> **Problem to work on**
List every line of the items below as a JSON array of strings, one string per line, skipping blank lines and leaving out the pictures.
□ □ □ □ □ □ □
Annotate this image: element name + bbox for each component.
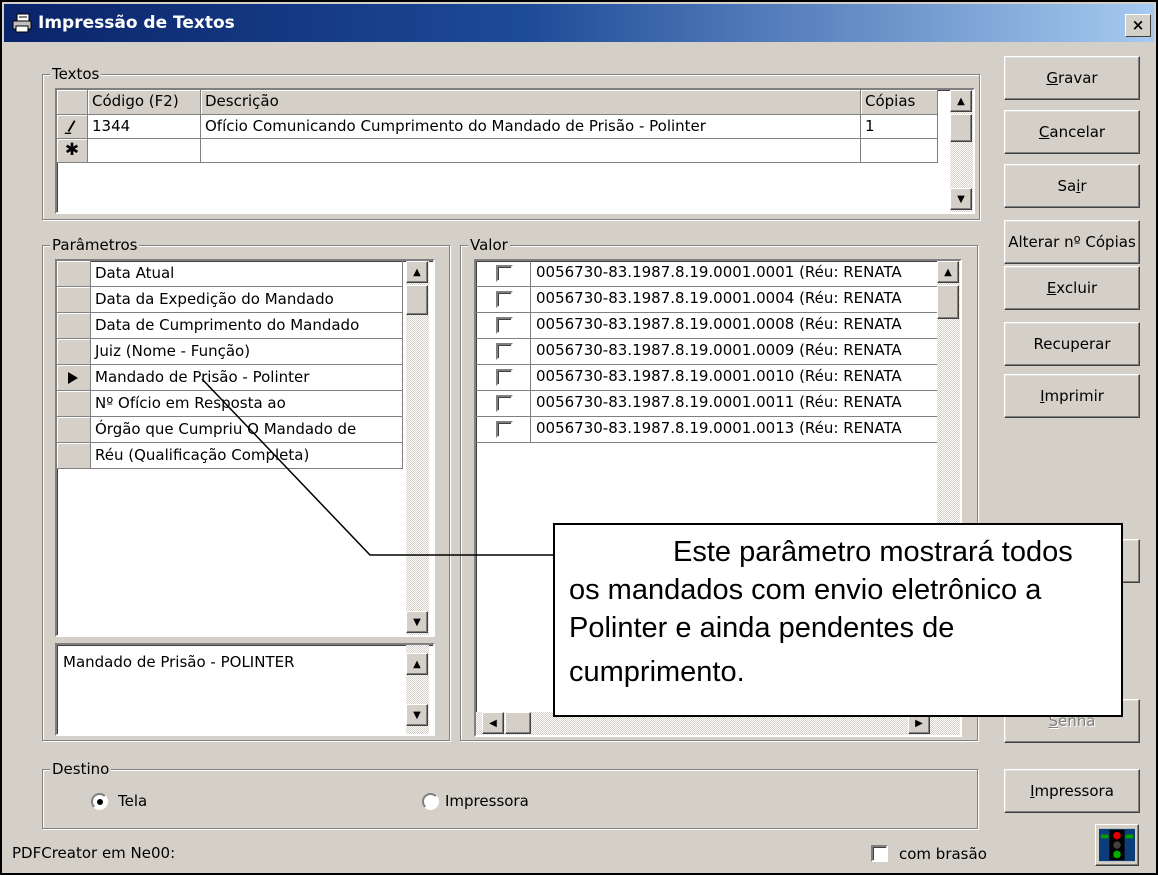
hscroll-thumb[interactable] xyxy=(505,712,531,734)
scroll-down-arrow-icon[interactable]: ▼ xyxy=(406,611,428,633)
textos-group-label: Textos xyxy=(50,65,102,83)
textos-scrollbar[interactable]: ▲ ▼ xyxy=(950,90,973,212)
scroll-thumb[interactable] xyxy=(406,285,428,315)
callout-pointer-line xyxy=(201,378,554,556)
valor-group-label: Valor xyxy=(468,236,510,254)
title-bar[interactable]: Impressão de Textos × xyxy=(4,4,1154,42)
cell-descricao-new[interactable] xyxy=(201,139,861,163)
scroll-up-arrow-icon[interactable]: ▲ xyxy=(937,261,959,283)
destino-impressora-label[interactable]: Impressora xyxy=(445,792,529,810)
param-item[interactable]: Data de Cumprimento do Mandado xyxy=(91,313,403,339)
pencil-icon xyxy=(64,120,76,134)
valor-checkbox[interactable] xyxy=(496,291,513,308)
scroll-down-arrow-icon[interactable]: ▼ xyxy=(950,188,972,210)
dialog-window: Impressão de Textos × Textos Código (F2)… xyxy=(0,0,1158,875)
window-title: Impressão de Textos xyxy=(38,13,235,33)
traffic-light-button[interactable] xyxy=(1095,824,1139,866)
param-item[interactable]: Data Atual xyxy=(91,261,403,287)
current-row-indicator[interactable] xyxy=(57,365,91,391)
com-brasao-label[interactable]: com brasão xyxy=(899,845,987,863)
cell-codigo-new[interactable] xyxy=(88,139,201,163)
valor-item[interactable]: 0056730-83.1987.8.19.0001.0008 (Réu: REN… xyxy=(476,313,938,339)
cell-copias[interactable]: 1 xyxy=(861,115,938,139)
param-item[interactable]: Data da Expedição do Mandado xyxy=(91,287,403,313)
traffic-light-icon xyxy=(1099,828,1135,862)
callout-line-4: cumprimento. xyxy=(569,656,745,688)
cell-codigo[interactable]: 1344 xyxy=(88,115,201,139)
□ □ □ □ □ □ □
> **Problem solution**
[
  "Annotate this image: element name + bbox for each component.",
  "hscroll-thumb[interactable] xyxy=(505,712,531,734)",
  "scroll-down-arrow-icon[interactable]: ▼ xyxy=(406,611,428,633)",
  "textos-group-label: Textos xyxy=(50,65,102,83)",
  "textos-scrollbar[interactable]: ▲ ▼ xyxy=(950,90,973,212)",
  "scroll-thumb[interactable] xyxy=(406,285,428,315)",
  "callout-pointer-line xyxy=(201,378,554,556)",
  "valor-group-label: Valor xyxy=(468,236,510,254)",
  "title-bar[interactable]: Impressão de Textos × xyxy=(4,4,1154,42)",
  "cell-descricao-new[interactable] xyxy=(201,139,861,163)",
  "scroll-up-arrow-icon[interactable]: ▲ xyxy=(937,261,959,283)",
  "destino-impressora-label[interactable]: Impressora xyxy=(445,792,529,810)",
  "param-item[interactable]: Data de Cumprimento do Mandado xyxy=(91,313,403,339)",
  "pencil-icon xyxy=(64,120,76,134)",
  "valor-checkbox[interactable] xyxy=(496,291,513,308)",
  "scroll-down-arrow-icon[interactable]: ▼ xyxy=(950,188,972,210)",
  "dialog-window: Impressão de Textos × Textos Código (F2)… xyxy=(0,0,1158,875)",
  "window-title: Impressão de Textos xyxy=(38,13,235,33)",
  "traffic-light-button[interactable] xyxy=(1095,824,1139,866)",
  "param-item[interactable]: Data Atual xyxy=(91,261,403,287)",
  "current-row-indicator[interactable] xyxy=(57,365,91,391)",
  "com-brasao-label[interactable]: com brasão xyxy=(899,845,987,863)",
  "cell-codigo-new[interactable] xyxy=(88,139,201,163)",
  "valor-item[interactable]: 0056730-83.1987.8.19.0001.0008 (Réu: REN… xyxy=(476,313,938,339)",
  "cell-copias[interactable]: 1 xyxy=(861,115,938,139)",
  "param-item[interactable]: Data da Expedição do Mandado xyxy=(91,287,403,313)",
  "traffic-light-icon xyxy=(1099,828,1135,862)",
  "callout-line-4: cumprimento. xyxy=(569,656,745,688)",
  "cell-codigo[interactable]: 1344 xyxy=(88,115,201,139)"
]